» **Objective**
Print the whole listing exactly.

(Data entries)
++++++++++

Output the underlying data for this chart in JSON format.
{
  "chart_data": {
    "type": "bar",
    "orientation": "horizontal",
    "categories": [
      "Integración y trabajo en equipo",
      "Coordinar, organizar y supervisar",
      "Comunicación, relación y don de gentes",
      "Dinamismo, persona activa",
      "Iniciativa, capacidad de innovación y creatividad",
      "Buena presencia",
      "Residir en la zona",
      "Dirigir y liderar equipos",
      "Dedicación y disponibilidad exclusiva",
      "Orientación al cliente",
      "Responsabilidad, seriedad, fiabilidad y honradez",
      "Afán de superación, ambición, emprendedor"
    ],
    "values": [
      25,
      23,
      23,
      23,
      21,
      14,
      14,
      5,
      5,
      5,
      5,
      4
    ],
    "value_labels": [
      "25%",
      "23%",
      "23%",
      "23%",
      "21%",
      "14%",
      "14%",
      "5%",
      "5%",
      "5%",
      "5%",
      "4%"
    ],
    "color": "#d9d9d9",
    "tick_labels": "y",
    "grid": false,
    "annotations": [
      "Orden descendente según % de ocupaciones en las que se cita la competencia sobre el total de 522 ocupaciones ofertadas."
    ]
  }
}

++++++++++

» **Exercise response**
Output the underlying data for this chart in JSON format.
{
  "chart_data": {
    "type": "bar",
    "orientation": "horizontal",
    "categories": [
      "Integración y trabajo en equipo",
      "Coordinar, organizar y supervisar",
      "Comunicación, relación y don de gentes",
      "Dinamismo, persona activa",
      "Iniciativa, capacidad de innovación y creatividad",
      "Buena presencia",
      "Residir en la zona",
      "Dirigir y liderar equipos",
      "Dedicación y disponibilidad exclusiva",
      "Orientación al cliente",
      "Responsabilidad, seriedad, fiabilidad y honradez",
      "Afán de superación, ambición, emprendedor"
    ],
    "values": [
      25,
      23,
      23,
      23,
      21,
      14,
      14,
      5,
      5,
      5,
      5,
      4
    ],
    "value_labels": [
      "25%",
      "23%",
      "23%",
      "23%",
      "21%",
      "14%",
      "14%",
      "5%",
      "5%",
      "5%",
      "5%",
      "4%"
    ],
    "color": "#d9d9d9",
    "tick_labels": "y",
    "grid": false,
    "annotations": [
      "Orden descendente según % de ocupaciones en las que se cita la competencia sobre el total de 522 ocupaciones ofertadas."
    ]
  }
}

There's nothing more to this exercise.